WHAT IS EXPECTED
Reproduce each record below exactly as written.

::::

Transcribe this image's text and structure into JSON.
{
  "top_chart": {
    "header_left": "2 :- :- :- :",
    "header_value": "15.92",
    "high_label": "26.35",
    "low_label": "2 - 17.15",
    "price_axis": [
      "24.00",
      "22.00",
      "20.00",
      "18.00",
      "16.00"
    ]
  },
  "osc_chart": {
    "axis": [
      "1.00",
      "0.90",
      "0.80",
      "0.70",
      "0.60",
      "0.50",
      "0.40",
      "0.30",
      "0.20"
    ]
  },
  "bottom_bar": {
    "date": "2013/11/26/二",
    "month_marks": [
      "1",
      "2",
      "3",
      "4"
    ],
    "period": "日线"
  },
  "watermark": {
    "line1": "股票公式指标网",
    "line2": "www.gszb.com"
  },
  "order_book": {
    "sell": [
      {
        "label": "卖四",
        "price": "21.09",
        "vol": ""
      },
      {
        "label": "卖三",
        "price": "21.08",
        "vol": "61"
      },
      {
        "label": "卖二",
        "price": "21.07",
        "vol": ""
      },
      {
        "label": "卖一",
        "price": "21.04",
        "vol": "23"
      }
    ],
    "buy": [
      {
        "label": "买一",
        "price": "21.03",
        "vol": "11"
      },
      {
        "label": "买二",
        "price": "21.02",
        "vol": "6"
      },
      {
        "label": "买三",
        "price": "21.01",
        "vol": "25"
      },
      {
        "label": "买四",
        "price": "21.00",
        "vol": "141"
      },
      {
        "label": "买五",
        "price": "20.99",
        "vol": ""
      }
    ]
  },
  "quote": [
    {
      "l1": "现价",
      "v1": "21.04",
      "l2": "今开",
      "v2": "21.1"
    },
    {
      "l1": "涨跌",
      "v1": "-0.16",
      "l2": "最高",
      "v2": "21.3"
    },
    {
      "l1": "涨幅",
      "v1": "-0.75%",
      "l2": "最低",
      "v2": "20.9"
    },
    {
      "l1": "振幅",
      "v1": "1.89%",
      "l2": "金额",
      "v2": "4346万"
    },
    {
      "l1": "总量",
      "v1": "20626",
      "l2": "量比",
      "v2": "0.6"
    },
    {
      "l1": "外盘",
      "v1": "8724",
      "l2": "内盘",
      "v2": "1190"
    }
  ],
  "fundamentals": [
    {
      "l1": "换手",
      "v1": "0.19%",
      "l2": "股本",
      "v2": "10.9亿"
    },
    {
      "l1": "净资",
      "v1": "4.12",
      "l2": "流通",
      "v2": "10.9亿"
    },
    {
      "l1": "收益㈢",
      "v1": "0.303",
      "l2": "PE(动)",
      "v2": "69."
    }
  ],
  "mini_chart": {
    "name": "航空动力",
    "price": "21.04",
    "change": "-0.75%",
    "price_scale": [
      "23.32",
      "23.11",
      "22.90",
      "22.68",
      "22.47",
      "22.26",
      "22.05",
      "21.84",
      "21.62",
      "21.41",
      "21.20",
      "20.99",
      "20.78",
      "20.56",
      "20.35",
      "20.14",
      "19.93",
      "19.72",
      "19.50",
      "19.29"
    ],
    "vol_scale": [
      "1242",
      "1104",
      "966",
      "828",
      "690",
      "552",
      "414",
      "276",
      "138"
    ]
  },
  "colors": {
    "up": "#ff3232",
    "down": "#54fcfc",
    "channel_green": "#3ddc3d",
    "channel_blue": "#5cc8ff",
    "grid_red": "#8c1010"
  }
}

::::

EXERCISE OUTPUT
Transcribe this image's text and structure into JSON.
{
  "top_chart": {
    "header_left": "2 :- :- :- :",
    "header_value": "15.92",
    "high_label": "26.35",
    "low_label": "2 - 17.15",
    "price_axis": [
      "24.00",
      "22.00",
      "20.00",
      "18.00",
      "16.00"
    ]
  },
  "osc_chart": {
    "axis": [
      "1.00",
      "0.90",
      "0.80",
      "0.70",
      "0.60",
      "0.50",
      "0.40",
      "0.30",
      "0.20"
    ]
  },
  "bottom_bar": {
    "date": "2013/11/26/二",
    "month_marks": [
      "1",
      "2",
      "3",
      "4"
    ],
    "period": "日线"
  },
  "watermark": {
    "line1": "股票公式指标网",
    "line2": "www.gszb.com"
  },
  "order_book": {
    "sell": [
      {
        "label": "卖四",
        "price": "21.09",
        "vol": ""
      },
      {
        "label": "卖三",
        "price": "21.08",
        "vol": "61"
      },
      {
        "label": "卖二",
        "price": "21.07",
        "vol": ""
      },
      {
        "label": "卖一",
        "price": "21.04",
        "vol": "23"
      }
    ],
    "buy": [
      {
        "label": "买一",
        "price": "21.03",
        "vol": "11"
      },
      {
        "label": "买二",
        "price": "21.02",
        "vol": "6"
      },
      {
        "label": "买三",
        "price": "21.01",
        "vol": "25"
      },
      {
        "label": "买四",
        "price": "21.00",
        "vol": "141"
      },
      {
        "label": "买五",
        "price": "20.99",
        "vol": ""
      }
    ]
  },
  "quote": [
    {
      "l1": "现价",
      "v1": "21.04",
      "l2": "今开",
      "v2": "21.1"
    },
    {
      "l1": "涨跌",
      "v1": "-0.16",
      "l2": "最高",
      "v2": "21.3"
    },
    {
      "l1": "涨幅",
      "v1": "-0.75%",
      "l2": "最低",
      "v2": "20.9"
    },
    {
      "l1": "振幅",
      "v1": "1.89%",
      "l2": "金额",
      "v2": "4346万"
    },
    {
      "l1": "总量",
      "v1": "20626",
      "l2": "量比",
      "v2": "0.6"
    },
    {
      "l1": "外盘",
      "v1": "8724",
      "l2": "内盘",
      "v2": "1190"
    }
  ],
  "fundamentals": [
    {
      "l1": "换手",
      "v1": "0.19%",
      "l2": "股本",
      "v2": "10.9亿"
    },
    {
      "l1": "净资",
      "v1": "4.12",
      "l2": "流通",
      "v2": "10.9亿"
    },
    {
      "l1": "收益㈢",
      "v1": "0.303",
      "l2": "PE(动)",
      "v2": "69."
    }
  ],
  "mini_chart": {
    "name": "航空动力",
    "price": "21.04",
    "change": "-0.75%",
    "price_scale": [
      "23.32",
      "23.11",
      "22.90",
      "22.68",
      "22.47",
      "22.26",
      "22.05",
      "21.84",
      "21.62",
      "21.41",
      "21.20",
      "20.99",
      "20.78",
      "20.56",
      "20.35",
      "20.14",
      "19.93",
      "19.72",
      "19.50",
      "19.29"
    ],
    "vol_scale": [
      "1242",
      "1104",
      "966",
      "828",
      "690",
      "552",
      "414",
      "276",
      "138"
    ]
  },
  "colors": {
    "up": "#ff3232",
    "down": "#54fcfc",
    "channel_green": "#3ddc3d",
    "channel_blue": "#5cc8ff",
    "grid_red": "#8c1010"
  }
}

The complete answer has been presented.